→ **WRITTEN EXERCISE**: Render the lines below as a Markdown table with the columns No. and Line, numbering each row in order and leaving out any blank lines.

>> begin

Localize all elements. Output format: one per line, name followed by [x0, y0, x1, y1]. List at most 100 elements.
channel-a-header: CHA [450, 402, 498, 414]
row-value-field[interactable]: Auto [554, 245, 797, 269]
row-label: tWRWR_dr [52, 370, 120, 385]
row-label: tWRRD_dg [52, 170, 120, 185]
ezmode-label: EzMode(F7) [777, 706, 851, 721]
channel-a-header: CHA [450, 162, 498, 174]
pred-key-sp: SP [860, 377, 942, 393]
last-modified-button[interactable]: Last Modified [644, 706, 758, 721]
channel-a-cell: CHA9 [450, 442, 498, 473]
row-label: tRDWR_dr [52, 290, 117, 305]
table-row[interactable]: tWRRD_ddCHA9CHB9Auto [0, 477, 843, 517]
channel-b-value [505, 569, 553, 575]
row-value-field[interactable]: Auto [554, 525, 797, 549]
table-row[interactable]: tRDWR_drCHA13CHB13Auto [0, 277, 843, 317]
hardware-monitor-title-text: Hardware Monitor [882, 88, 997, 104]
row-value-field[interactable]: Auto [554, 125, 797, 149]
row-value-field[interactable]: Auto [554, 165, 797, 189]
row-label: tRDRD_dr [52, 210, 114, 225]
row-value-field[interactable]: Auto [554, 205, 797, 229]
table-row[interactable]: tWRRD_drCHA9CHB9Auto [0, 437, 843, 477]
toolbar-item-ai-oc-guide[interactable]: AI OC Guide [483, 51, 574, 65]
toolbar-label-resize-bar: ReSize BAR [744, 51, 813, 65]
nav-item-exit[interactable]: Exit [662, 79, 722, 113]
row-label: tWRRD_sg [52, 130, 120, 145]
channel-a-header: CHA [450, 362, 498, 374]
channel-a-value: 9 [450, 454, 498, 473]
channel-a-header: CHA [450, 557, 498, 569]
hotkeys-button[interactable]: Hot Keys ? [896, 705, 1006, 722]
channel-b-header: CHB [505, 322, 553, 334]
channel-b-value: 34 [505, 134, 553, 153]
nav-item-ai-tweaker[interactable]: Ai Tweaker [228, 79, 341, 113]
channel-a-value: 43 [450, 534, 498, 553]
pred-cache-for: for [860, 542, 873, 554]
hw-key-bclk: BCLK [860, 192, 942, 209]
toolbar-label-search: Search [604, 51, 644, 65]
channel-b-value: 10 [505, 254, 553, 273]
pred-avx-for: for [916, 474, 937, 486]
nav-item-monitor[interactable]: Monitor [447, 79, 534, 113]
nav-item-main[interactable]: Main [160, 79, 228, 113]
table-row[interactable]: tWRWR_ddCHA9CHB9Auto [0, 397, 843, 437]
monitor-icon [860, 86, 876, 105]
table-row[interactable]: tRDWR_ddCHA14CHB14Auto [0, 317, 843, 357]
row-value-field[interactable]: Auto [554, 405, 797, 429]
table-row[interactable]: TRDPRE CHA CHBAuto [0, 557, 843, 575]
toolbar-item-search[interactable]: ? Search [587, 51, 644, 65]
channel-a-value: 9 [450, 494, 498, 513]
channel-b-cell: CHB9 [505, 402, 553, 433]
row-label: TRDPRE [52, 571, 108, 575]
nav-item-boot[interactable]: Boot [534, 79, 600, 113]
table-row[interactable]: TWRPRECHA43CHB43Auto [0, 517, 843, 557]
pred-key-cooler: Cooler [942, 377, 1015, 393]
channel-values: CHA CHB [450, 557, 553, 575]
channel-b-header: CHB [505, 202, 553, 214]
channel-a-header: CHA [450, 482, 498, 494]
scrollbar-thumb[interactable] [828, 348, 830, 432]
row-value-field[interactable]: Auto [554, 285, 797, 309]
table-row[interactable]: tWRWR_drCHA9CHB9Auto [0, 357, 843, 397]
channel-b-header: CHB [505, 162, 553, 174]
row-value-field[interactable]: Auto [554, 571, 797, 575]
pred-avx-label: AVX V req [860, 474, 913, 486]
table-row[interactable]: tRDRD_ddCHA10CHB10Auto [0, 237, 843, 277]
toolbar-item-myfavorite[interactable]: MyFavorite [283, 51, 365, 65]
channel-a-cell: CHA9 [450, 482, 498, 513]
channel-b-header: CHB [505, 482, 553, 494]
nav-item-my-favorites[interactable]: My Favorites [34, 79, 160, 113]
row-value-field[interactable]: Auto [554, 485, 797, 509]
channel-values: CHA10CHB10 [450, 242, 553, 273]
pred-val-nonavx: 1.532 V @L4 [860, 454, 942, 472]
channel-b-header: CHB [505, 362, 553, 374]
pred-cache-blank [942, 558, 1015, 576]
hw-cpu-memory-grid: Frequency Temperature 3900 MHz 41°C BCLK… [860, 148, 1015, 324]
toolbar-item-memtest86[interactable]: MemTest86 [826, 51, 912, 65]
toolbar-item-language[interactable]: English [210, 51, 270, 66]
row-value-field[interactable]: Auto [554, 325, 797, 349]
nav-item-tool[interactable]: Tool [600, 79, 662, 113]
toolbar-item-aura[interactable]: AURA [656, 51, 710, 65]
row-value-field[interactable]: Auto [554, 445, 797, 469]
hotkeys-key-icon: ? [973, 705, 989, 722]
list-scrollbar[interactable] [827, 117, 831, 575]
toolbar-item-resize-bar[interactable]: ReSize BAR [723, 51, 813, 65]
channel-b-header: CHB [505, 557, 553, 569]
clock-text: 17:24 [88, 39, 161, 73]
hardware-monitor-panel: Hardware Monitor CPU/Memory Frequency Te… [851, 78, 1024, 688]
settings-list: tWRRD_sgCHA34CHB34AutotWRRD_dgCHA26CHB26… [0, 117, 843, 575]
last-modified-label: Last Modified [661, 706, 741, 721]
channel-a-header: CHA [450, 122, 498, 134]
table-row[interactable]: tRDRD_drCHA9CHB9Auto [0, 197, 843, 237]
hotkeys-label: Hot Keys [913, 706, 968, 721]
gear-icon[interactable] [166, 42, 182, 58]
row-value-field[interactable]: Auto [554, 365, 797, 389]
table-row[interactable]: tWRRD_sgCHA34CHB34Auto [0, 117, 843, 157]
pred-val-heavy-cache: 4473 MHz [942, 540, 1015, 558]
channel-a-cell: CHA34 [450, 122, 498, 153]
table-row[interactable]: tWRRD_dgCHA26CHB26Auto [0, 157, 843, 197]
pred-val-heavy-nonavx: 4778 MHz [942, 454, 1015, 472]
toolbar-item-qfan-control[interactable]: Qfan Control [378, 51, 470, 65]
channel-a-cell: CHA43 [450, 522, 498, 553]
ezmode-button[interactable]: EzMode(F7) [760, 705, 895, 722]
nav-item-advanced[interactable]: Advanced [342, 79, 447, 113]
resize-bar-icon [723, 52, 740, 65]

>> end

→ **TASK RESPONSE**:
| No. | Line |
|---|---|
| 1 | Localize all elements. Output format: one per line, name followed by [x0, y0, x1, y1]. List at most 100 elements. |
| 2 | channel-a-header: CHA [450, 402, 498, 414] |
| 3 | row-value-field[interactable]: Auto [554, 245, 797, 269] |
| 4 | row-label: tWRWR_dr [52, 370, 120, 385] |
| 5 | row-label: tWRRD_dg [52, 170, 120, 185] |
| 6 | ezmode-label: EzMode(F7) [777, 706, 851, 721] |
| 7 | channel-a-header: CHA [450, 162, 498, 174] |
| 8 | pred-key-sp: SP [860, 377, 942, 393] |
| 9 | last-modified-button[interactable]: Last Modified [644, 706, 758, 721] |
| 10 | channel-a-cell: CHA9 [450, 442, 498, 473] |
| 11 | row-label: tRDWR_dr [52, 290, 117, 305] |
| 12 | table-row[interactable]: tWRRD_ddCHA9CHB9Auto [0, 477, 843, 517] |
| 13 | channel-b-value [505, 569, 553, 575] |
| 14 | row-value-field[interactable]: Auto [554, 525, 797, 549] |
| 15 | table-row[interactable]: tRDWR_drCHA13CHB13Auto [0, 277, 843, 317] |
| 16 | hardware-monitor-title-text: Hardware Monitor [882, 88, 997, 104] |
| 17 | row-value-field[interactable]: Auto [554, 125, 797, 149] |
| 18 | row-value-field[interactable]: Auto [554, 165, 797, 189] |
| 19 | row-label: tRDRD_dr [52, 210, 114, 225] |
| 20 | row-value-field[interactable]: Auto [554, 205, 797, 229] |
| 21 | table-row[interactable]: tWRRD_drCHA9CHB9Auto [0, 437, 843, 477] |
| 22 | toolbar-item-ai-oc-guide[interactable]: AI OC Guide [483, 51, 574, 65] |
| 23 | toolbar-label-resize-bar: ReSize BAR [744, 51, 813, 65] |
| 24 | nav-item-exit[interactable]: Exit [662, 79, 722, 113] |
| 25 | row-label: tWRRD_sg [52, 130, 120, 145] |
| 26 | channel-a-header: CHA [450, 362, 498, 374] |
| 27 | channel-a-value: 9 [450, 454, 498, 473] |
| 28 | channel-a-header: CHA [450, 557, 498, 569] |
| 29 | hotkeys-button[interactable]: Hot Keys ? [896, 705, 1006, 722] |
| 30 | channel-b-header: CHB [505, 322, 553, 334] |
| 31 | channel-b-value: 34 [505, 134, 553, 153] |
| 32 | nav-item-ai-tweaker[interactable]: Ai Tweaker [228, 79, 341, 113] |
| 33 | channel-a-value: 43 [450, 534, 498, 553] |
| 34 | pred-cache-for: for [860, 542, 873, 554] |
| 35 | hw-key-bclk: BCLK [860, 192, 942, 209] |
| 36 | toolbar-label-search: Search [604, 51, 644, 65] |
| 37 | channel-b-value: 10 [505, 254, 553, 273] |
| 38 | pred-avx-for: for [916, 474, 937, 486] |
| 39 | nav-item-monitor[interactable]: Monitor [447, 79, 534, 113] |
| 40 | nav-item-main[interactable]: Main [160, 79, 228, 113] |
| 41 | table-row[interactable]: tWRWR_ddCHA9CHB9Auto [0, 397, 843, 437] |
| 42 | monitor-icon [860, 86, 876, 105] |
| 43 | table-row[interactable]: tRDWR_ddCHA14CHB14Auto [0, 317, 843, 357] |
| 44 | row-value-field[interactable]: Auto [554, 405, 797, 429] |
| 45 | table-row[interactable]: TRDPRE CHA CHBAuto [0, 557, 843, 575] |
| 46 | toolbar-item-search[interactable]: ? Search [587, 51, 644, 65] |
| 47 | channel-a-value: 9 [450, 494, 498, 513] |
| 48 | channel-b-cell: CHB9 [505, 402, 553, 433] |
| 49 | row-label: TRDPRE [52, 571, 108, 575] |
| 50 | nav-item-boot[interactable]: Boot [534, 79, 600, 113] |
| 51 | table-row[interactable]: TWRPRECHA43CHB43Auto [0, 517, 843, 557] |
| 52 | pred-key-cooler: Cooler [942, 377, 1015, 393] |
| 53 | channel-values: CHA CHB [450, 557, 553, 575] |
| 54 | channel-b-header: CHB [505, 202, 553, 214] |
| 55 | channel-a-header: CHA [450, 482, 498, 494] |
| 56 | scrollbar-thumb[interactable] [828, 348, 830, 432] |
| 57 | row-value-field[interactable]: Auto [554, 285, 797, 309] |
| 58 | table-row[interactable]: tWRWR_drCHA9CHB9Auto [0, 357, 843, 397] |
| 59 | channel-b-header: CHB [505, 162, 553, 174] |
| 60 | row-value-field[interactable]: Auto [554, 571, 797, 575] |
| 61 | pred-avx-label: AVX V req [860, 474, 913, 486] |
| 62 | table-row[interactable]: tRDRD_ddCHA10CHB10Auto [0, 237, 843, 277] |
| 63 | toolbar-item-myfavorite[interactable]: MyFavorite [283, 51, 365, 65] |
| 64 | channel-a-cell: CHA9 [450, 482, 498, 513] |
| 65 | channel-b-header: CHB [505, 482, 553, 494] |
| 66 | nav-item-my-favorites[interactable]: My Favorites [34, 79, 160, 113] |
| 67 | row-value-field[interactable]: Auto [554, 485, 797, 509] |
| 68 | channel-values: CHA10CHB10 [450, 242, 553, 273] |
| 69 | pred-val-nonavx: 1.532 V @L4 [860, 454, 942, 472] |
| 70 | channel-b-header: CHB [505, 362, 553, 374] |
| 71 | pred-cache-blank [942, 558, 1015, 576] |
| 72 | hw-cpu-memory-grid: Frequency Temperature 3900 MHz 41°C BCLK… [860, 148, 1015, 324] |
| 73 | toolbar-item-memtest86[interactable]: MemTest86 [826, 51, 912, 65] |
| 74 | toolbar-item-language[interactable]: English [210, 51, 270, 66] |
| 75 | row-value-field[interactable]: Auto [554, 325, 797, 349] |
| 76 | nav-item-tool[interactable]: Tool [600, 79, 662, 113] |
| 77 | toolbar-item-aura[interactable]: AURA [656, 51, 710, 65] |
| 78 | row-value-field[interactable]: Auto [554, 445, 797, 469] |
| 79 | hotkeys-key-icon: ? [973, 705, 989, 722] |
| 80 | list-scrollbar[interactable] [827, 117, 831, 575] |
| 81 | toolbar-item-resize-bar[interactable]: ReSize BAR [723, 51, 813, 65] |
| 82 | channel-b-header: CHB [505, 557, 553, 569] |
| 83 | clock-text: 17:24 [88, 39, 161, 73] |
| 84 | hardware-monitor-panel: Hardware Monitor CPU/Memory Frequency Te… [851, 78, 1024, 688] |
| 85 | settings-list: tWRRD_sgCHA34CHB34AutotWRRD_dgCHA26CHB26… [0, 117, 843, 575] |
| 86 | last-modified-label: Last Modified [661, 706, 741, 721] |
| 87 | channel-a-header: CHA [450, 122, 498, 134] |
| 88 | table-row[interactable]: tRDRD_drCHA9CHB9Auto [0, 197, 843, 237] |
| 89 | hotkeys-label: Hot Keys [913, 706, 968, 721] |
| 90 | gear-icon[interactable] [166, 42, 182, 58] |
| 91 | row-value-field[interactable]: Auto [554, 365, 797, 389] |
| 92 | table-row[interactable]: tWRRD_sgCHA34CHB34Auto [0, 117, 843, 157] |
| 93 | pred-val-heavy-cache: 4473 MHz [942, 540, 1015, 558] |
| 94 | channel-a-cell: CHA34 [450, 122, 498, 153] |
| 95 | table-row[interactable]: tWRRD_dgCHA26CHB26Auto [0, 157, 843, 197] |
| 96 | pred-val-heavy-nonavx: 4778 MHz [942, 454, 1015, 472] |
| 97 | toolbar-item-qfan-control[interactable]: Qfan Control [378, 51, 470, 65] |
| 98 | channel-a-cell: CHA43 [450, 522, 498, 553] |
| 99 | ezmode-button[interactable]: EzMode(F7) [760, 705, 895, 722] |
| 100 | nav-item-advanced[interactable]: Advanced [342, 79, 447, 113] |
| 101 | resize-bar-icon [723, 52, 740, 65] |